Collection entries:
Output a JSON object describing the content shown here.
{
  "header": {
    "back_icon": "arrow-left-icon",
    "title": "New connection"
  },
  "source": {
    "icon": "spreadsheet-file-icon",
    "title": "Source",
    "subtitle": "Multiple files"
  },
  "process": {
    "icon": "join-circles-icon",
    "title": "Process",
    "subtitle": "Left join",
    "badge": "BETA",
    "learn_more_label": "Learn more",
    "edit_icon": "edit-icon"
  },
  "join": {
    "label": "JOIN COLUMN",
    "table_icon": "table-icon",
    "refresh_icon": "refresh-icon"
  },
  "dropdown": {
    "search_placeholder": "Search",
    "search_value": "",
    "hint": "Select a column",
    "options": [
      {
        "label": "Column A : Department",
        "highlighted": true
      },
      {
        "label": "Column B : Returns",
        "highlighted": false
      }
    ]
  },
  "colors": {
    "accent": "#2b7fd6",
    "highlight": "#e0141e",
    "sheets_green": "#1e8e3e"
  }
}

--

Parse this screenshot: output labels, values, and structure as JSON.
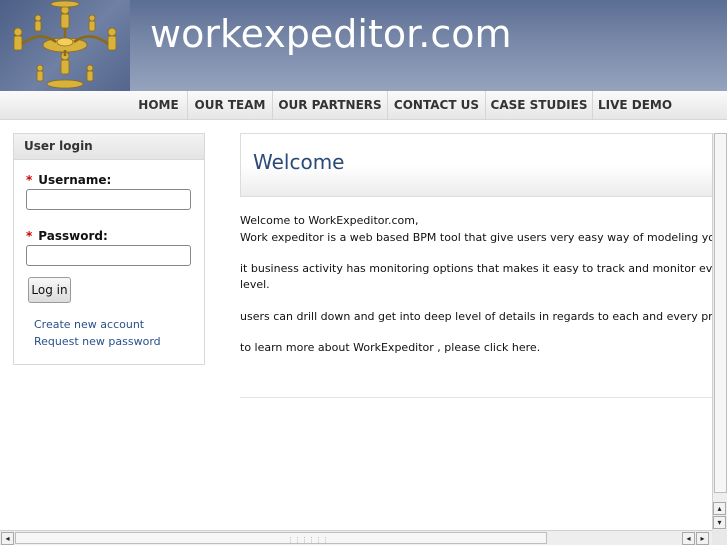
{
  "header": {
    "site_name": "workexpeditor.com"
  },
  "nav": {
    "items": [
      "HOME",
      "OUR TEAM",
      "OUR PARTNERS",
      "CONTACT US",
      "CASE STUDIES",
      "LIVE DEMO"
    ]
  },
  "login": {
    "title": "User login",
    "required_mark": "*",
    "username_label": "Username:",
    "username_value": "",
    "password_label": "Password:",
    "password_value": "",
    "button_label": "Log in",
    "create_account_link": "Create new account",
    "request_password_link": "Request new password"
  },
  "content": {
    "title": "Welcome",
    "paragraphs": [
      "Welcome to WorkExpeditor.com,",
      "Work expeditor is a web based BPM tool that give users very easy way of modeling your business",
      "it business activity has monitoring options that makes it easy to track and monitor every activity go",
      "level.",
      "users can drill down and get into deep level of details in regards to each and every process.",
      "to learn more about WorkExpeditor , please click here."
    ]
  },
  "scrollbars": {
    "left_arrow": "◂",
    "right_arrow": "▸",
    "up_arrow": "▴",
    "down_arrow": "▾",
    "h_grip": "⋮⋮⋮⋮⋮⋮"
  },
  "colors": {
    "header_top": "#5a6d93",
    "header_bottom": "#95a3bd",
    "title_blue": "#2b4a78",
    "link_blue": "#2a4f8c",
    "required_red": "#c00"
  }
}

## Exercise directions
Show every line from the entries above in which the word "icon" appears.

## Result
    "back_icon": "arrow-left-icon",
    "icon": "spreadsheet-file-icon",
    "icon": "join-circles-icon",
    "edit_icon": "edit-icon"
    "table_icon": "table-icon",
    "refresh_icon": "refresh-icon"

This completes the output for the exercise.